> [INFORMATION PROVIDED]:
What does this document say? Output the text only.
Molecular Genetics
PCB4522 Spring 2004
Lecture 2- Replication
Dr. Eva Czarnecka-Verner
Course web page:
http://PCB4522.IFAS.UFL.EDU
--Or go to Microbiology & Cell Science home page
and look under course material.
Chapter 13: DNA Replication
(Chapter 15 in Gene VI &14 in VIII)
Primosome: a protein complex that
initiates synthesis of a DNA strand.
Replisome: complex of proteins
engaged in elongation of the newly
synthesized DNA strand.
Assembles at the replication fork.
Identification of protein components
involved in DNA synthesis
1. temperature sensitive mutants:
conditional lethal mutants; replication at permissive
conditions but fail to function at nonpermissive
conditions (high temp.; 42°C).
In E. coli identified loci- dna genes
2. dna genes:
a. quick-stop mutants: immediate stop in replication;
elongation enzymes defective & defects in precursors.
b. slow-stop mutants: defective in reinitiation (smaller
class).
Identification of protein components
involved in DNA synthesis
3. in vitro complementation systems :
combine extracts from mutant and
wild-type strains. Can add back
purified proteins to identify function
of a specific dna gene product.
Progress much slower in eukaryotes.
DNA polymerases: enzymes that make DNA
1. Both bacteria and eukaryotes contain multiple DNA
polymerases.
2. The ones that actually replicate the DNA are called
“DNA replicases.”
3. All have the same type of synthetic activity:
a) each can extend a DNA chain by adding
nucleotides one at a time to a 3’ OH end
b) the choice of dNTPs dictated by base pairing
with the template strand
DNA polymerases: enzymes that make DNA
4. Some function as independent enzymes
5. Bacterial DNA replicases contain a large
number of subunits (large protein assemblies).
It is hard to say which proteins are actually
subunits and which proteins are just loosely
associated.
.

> [EXERCISE BRIEF]: What belongs in the answer is each line of the data that has the word "elongation".

> [WRITTEN REPLY]:
engaged in elongation of the newly
elongation enzymes defective & defects in precursors.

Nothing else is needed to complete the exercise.